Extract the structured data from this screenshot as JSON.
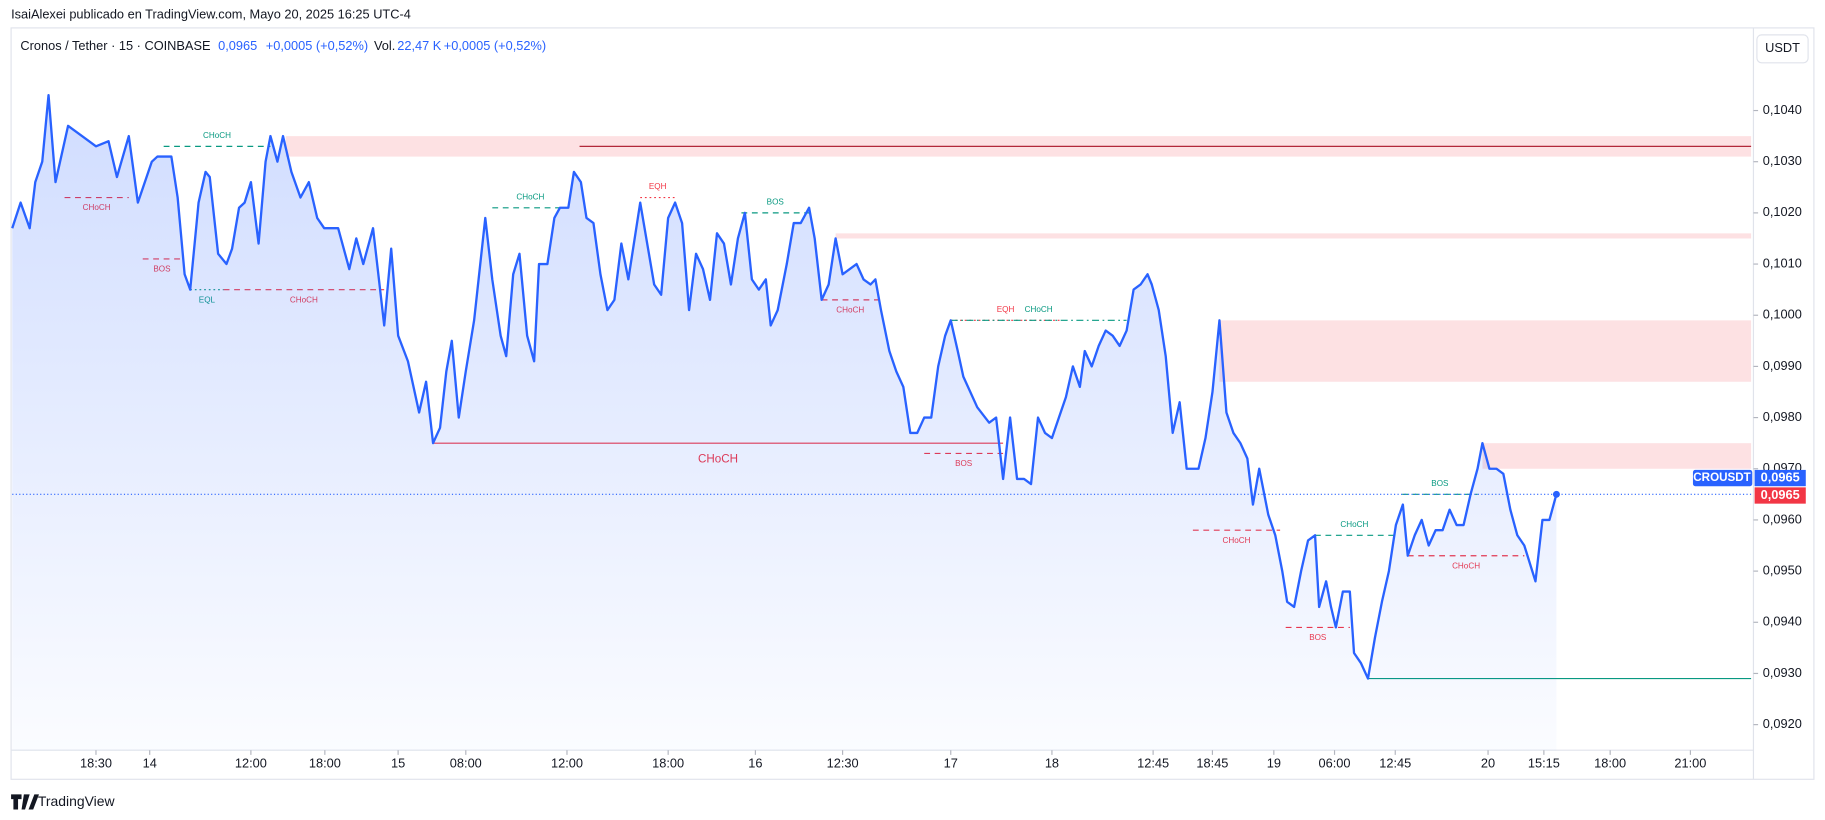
{
  "header": {
    "author": "IsaiAlexei publicado en TradingView.com, Mayo 20, 2025 16:25 UTC-4",
    "symbol": "Cronos / Tether · 15 · COINBASE",
    "price": "0,0965",
    "change": "+0,0005 (+0,52%)",
    "volume_label": "Vol.",
    "volume": "22,47 K",
    "volume_change": "+0,0005 (+0,52%)",
    "currency": "USDT"
  },
  "footer": {
    "brand": "TradingView"
  },
  "chart_data": {
    "type": "line",
    "symbol": "CROUSDT",
    "color": "#2962ff",
    "area": true,
    "x": [
      0,
      1.2,
      2.5,
      3.3,
      4.3,
      5.2,
      6.2,
      8,
      10,
      12,
      13.8,
      15,
      16.7,
      18,
      20,
      20.8,
      22.8,
      23.7,
      24.7,
      25.5,
      26.7,
      27.7,
      28.3,
      29.5,
      30.7,
      31.5,
      32.5,
      33.3,
      34.2,
      35.3,
      36.3,
      37,
      38,
      38.8,
      40,
      41.3,
      42.5,
      43.7,
      44.7,
      46.7,
      48.3,
      49.3,
      50.3,
      51.7,
      53.3,
      54.3,
      55.3,
      56.7,
      58.3,
      59.3,
      60.3,
      61.3,
      62.2,
      63,
      64,
      65,
      66.2,
      67.8,
      68.8,
      70,
      70.8,
      71.8,
      72.7,
      73.8,
      74.8,
      75.5,
      76.7,
      77.7,
      78.5,
      79.7,
      80.5,
      81.5,
      82.3,
      83.3,
      84.3,
      85.3,
      86.3,
      87.3,
      88.3,
      90,
      91,
      92,
      93,
      94,
      95,
      96,
      97,
      98,
      99,
      100,
      101,
      102,
      103,
      104,
      105,
      106,
      107,
      108,
      108.7,
      109.7,
      111,
      112,
      113,
      114.2,
      115,
      116,
      117,
      118,
      119,
      120,
      121,
      122,
      123,
      123.7,
      124.5,
      125.7,
      126.7,
      127.7,
      128.7,
      129.7,
      130.7,
      131.7,
      132.7,
      133.7,
      134.5,
      135.5,
      136.3,
      138.3,
      140,
      141,
      142,
      143,
      144,
      145,
      146,
      147,
      148,
      149,
      150,
      151,
      152,
      153,
      153.7,
      154.7,
      155.7,
      156.7,
      157.7,
      158.7,
      159.7,
      160.7,
      161.7,
      162.7,
      163.3,
      164.3,
      165.3,
      166.3,
      167.3,
      168.3,
      170,
      171,
      172,
      173,
      174,
      175,
      176,
      177,
      177.8,
      178.7,
      180,
      181,
      182,
      182.7,
      183.7,
      184.7,
      185.7,
      186.7,
      187.3,
      188.3,
      189,
      189.7,
      190.7,
      191.7,
      192.3,
      193.3,
      194.3,
      195.3,
      196.3,
      197.3,
      198.3,
      199.3,
      200,
      201,
      202,
      203,
      204,
      205,
      206,
      207,
      208,
      209,
      210,
      210.7,
      211.7,
      212.7,
      213.7,
      214.7,
      215.7,
      216.7,
      218.3,
      219.3,
      220.3,
      221.3
    ],
    "values": [
      0.1017,
      0.1022,
      0.1017,
      0.1026,
      0.103,
      0.1043,
      0.1026,
      0.1037,
      0.1035,
      0.1033,
      0.1034,
      0.1027,
      0.1035,
      0.1022,
      0.103,
      0.1031,
      0.1031,
      0.1023,
      0.1008,
      0.1005,
      0.1022,
      0.1028,
      0.1027,
      0.1012,
      0.101,
      0.1013,
      0.1021,
      0.1022,
      0.1026,
      0.1014,
      0.103,
      0.1035,
      0.103,
      0.1035,
      0.1028,
      0.1023,
      0.1026,
      0.1019,
      0.1017,
      0.1017,
      0.1009,
      0.1015,
      0.101,
      0.1017,
      0.0998,
      0.1013,
      0.0996,
      0.0991,
      0.0981,
      0.0987,
      0.0975,
      0.0978,
      0.0989,
      0.0995,
      0.098,
      0.0989,
      0.0999,
      0.1019,
      0.1007,
      0.0996,
      0.0992,
      0.1008,
      0.1012,
      0.0996,
      0.0991,
      0.101,
      0.101,
      0.1019,
      0.1021,
      0.1021,
      0.1028,
      0.1026,
      0.1019,
      0.1018,
      0.1008,
      0.1001,
      0.1003,
      0.1014,
      0.1007,
      0.1022,
      0.1014,
      0.1006,
      0.1004,
      0.1019,
      0.1022,
      0.1018,
      0.1001,
      0.1012,
      0.1009,
      0.1003,
      0.1016,
      0.1014,
      0.1006,
      0.1015,
      0.102,
      0.1007,
      0.1005,
      0.1007,
      0.0998,
      0.1001,
      0.101,
      0.1018,
      0.1018,
      0.1021,
      0.1015,
      0.1003,
      0.1006,
      0.1015,
      0.1008,
      0.1009,
      0.101,
      0.1007,
      0.1006,
      0.1007,
      0.1001,
      0.0993,
      0.0989,
      0.0986,
      0.0977,
      0.0977,
      0.098,
      0.098,
      0.099,
      0.0996,
      0.0999,
      0.0993,
      0.0988,
      0.0982,
      0.0979,
      0.098,
      0.0968,
      0.098,
      0.0968,
      0.0968,
      0.0967,
      0.098,
      0.0977,
      0.0976,
      0.098,
      0.0984,
      0.099,
      0.0986,
      0.0993,
      0.099,
      0.0994,
      0.0997,
      0.0996,
      0.0994,
      0.0997,
      0.1005,
      0.1006,
      0.1008,
      0.1006,
      0.1001,
      0.0992,
      0.0977,
      0.0983,
      0.097,
      0.097,
      0.0976,
      0.0985,
      0.0999,
      0.0981,
      0.0977,
      0.0975,
      0.0972,
      0.0963,
      0.097,
      0.0961,
      0.0957,
      0.095,
      0.0944,
      0.0943,
      0.095,
      0.0956,
      0.0957,
      0.0943,
      0.0948,
      0.0943,
      0.0939,
      0.0946,
      0.0946,
      0.0934,
      0.0932,
      0.0929,
      0.0937,
      0.0944,
      0.095,
      0.0959,
      0.0963,
      0.0953,
      0.0957,
      0.096,
      0.0955,
      0.0958,
      0.0958,
      0.0962,
      0.0959,
      0.0959,
      0.0965,
      0.097,
      0.0975,
      0.097,
      0.097,
      0.0969,
      0.0962,
      0.0957,
      0.0955,
      0.0948,
      0.096,
      0.096,
      0.0965
    ],
    "xlim": [
      0,
      249.2
    ],
    "ylim": [
      0.0915,
      0.10491
    ],
    "xticks": [
      {
        "value": 12,
        "label": "18:30"
      },
      {
        "value": 19.7,
        "label": "14"
      },
      {
        "value": 34.2,
        "label": "12:00"
      },
      {
        "value": 44.8,
        "label": "18:00"
      },
      {
        "value": 55.3,
        "label": "15"
      },
      {
        "value": 65,
        "label": "08:00"
      },
      {
        "value": 79.5,
        "label": "12:00"
      },
      {
        "value": 94,
        "label": "18:00"
      },
      {
        "value": 106.5,
        "label": "16"
      },
      {
        "value": 119,
        "label": "12:30"
      },
      {
        "value": 134.5,
        "label": "17"
      },
      {
        "value": 149,
        "label": "18"
      },
      {
        "value": 163.5,
        "label": "12:45"
      },
      {
        "value": 172,
        "label": "18:45"
      },
      {
        "value": 180.8,
        "label": "19"
      },
      {
        "value": 189.5,
        "label": "06:00"
      },
      {
        "value": 198.2,
        "label": "12:45"
      },
      {
        "value": 211.5,
        "label": "20"
      },
      {
        "value": 219.5,
        "label": "15:15"
      },
      {
        "value": 229,
        "label": "18:00"
      },
      {
        "value": 240.5,
        "label": "21:00"
      }
    ],
    "yticks": [
      {
        "value": 0.092,
        "label": "0,0920"
      },
      {
        "value": 0.093,
        "label": "0,0930"
      },
      {
        "value": 0.094,
        "label": "0,0940"
      },
      {
        "value": 0.095,
        "label": "0,0950"
      },
      {
        "value": 0.096,
        "label": "0,0960"
      },
      {
        "value": 0.097,
        "label": "0,0970"
      },
      {
        "value": 0.098,
        "label": "0,0980"
      },
      {
        "value": 0.099,
        "label": "0,0990"
      },
      {
        "value": 0.1,
        "label": "0,1000"
      },
      {
        "value": 0.101,
        "label": "0,1010"
      },
      {
        "value": 0.102,
        "label": "0,1020"
      },
      {
        "value": 0.103,
        "label": "0,1030"
      },
      {
        "value": 0.104,
        "label": "0,1040"
      }
    ],
    "last_price": {
      "value": 0.0965,
      "label": "0,0965"
    },
    "zones": [
      {
        "x": [
          39.2,
          249.2
        ],
        "y": [
          0.1031,
          0.1035
        ]
      },
      {
        "x": [
          118,
          249.2
        ],
        "y": [
          0.1015,
          0.1016
        ]
      },
      {
        "x": [
          173,
          249.2
        ],
        "y": [
          0.0987,
          0.0999
        ]
      },
      {
        "x": [
          210.7,
          249.2
        ],
        "y": [
          0.097,
          0.0975
        ]
      }
    ],
    "levels": [
      {
        "label": "CHoCH",
        "x": [
          21.7,
          37
        ],
        "y": 0.1033,
        "color": "#089981",
        "style": "dash",
        "pos": "above"
      },
      {
        "label": "CHoCH",
        "x": [
          7.5,
          16.7
        ],
        "y": 0.1023,
        "color": "#f23645",
        "style": "dash",
        "pos": "below"
      },
      {
        "label": "BOS",
        "x": [
          18.7,
          24.2
        ],
        "y": 0.1011,
        "color": "#f23645",
        "style": "dash",
        "pos": "below"
      },
      {
        "label": "EQL",
        "x": [
          25.5,
          30.3
        ],
        "y": 0.1005,
        "color": "#089981",
        "style": "dot",
        "pos": "below"
      },
      {
        "label": "CHoCH",
        "x": [
          30.3,
          53.3
        ],
        "y": 0.1005,
        "color": "#f23645",
        "style": "dash",
        "pos": "below"
      },
      {
        "label": "CHoCH",
        "x": [
          68.8,
          79.7
        ],
        "y": 0.1021,
        "color": "#089981",
        "style": "dash",
        "pos": "above"
      },
      {
        "label": "EQH",
        "x": [
          90,
          95
        ],
        "y": 0.1023,
        "color": "#f23645",
        "style": "dot",
        "pos": "above"
      },
      {
        "label": "BOS",
        "x": [
          104.5,
          114.2
        ],
        "y": 0.102,
        "color": "#089981",
        "style": "dash",
        "pos": "above"
      },
      {
        "label": "CHoCH",
        "x": [
          116,
          124.2
        ],
        "y": 0.1003,
        "color": "#f23645",
        "style": "dash",
        "pos": "below"
      },
      {
        "label": "CHoCH",
        "x": [
          60.3,
          142
        ],
        "y": 0.0975,
        "color": "#f23645",
        "style": "solid",
        "pos": "below",
        "big": true
      },
      {
        "label": "BOS",
        "x": [
          130.7,
          142
        ],
        "y": 0.0973,
        "color": "#f23645",
        "style": "dash",
        "pos": "below"
      },
      {
        "label": "EQH",
        "x": [
          134.5,
          150.2
        ],
        "y": 0.0999,
        "color": "#f23645",
        "style": "dot",
        "pos": "above"
      },
      {
        "label": "CHoCH",
        "x": [
          134.5,
          159.7
        ],
        "y": 0.0999,
        "color": "#089981",
        "style": "dashdot",
        "pos": "above"
      },
      {
        "label": "CHoCH",
        "x": [
          169.2,
          181.7
        ],
        "y": 0.0958,
        "color": "#f23645",
        "style": "dash",
        "pos": "below"
      },
      {
        "label": "CHoCH",
        "x": [
          186.7,
          198
        ],
        "y": 0.0957,
        "color": "#089981",
        "style": "dash",
        "pos": "above"
      },
      {
        "label": "BOS",
        "x": [
          182.5,
          191.7
        ],
        "y": 0.0939,
        "color": "#f23645",
        "style": "dash",
        "pos": "below"
      },
      {
        "label": "BOS",
        "x": [
          199.2,
          210
        ],
        "y": 0.0965,
        "color": "#089981",
        "style": "dash",
        "pos": "above"
      },
      {
        "label": "CHoCH",
        "x": [
          200,
          216.7
        ],
        "y": 0.0953,
        "color": "#f23645",
        "style": "dash",
        "pos": "below"
      },
      {
        "x": [
          194.3,
          249.2
        ],
        "y": 0.0929,
        "color": "#089981",
        "style": "solid"
      },
      {
        "x": [
          81.3,
          249.2
        ],
        "y": 0.1033,
        "color": "#b2283a",
        "style": "solid"
      }
    ]
  }
}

Problem
Find "symbol". Copy every line it occurs in.

Written solution
    "symbol": "Cronos / Tether · 15 · COINBASE",
    "symbol": "CROUSDT",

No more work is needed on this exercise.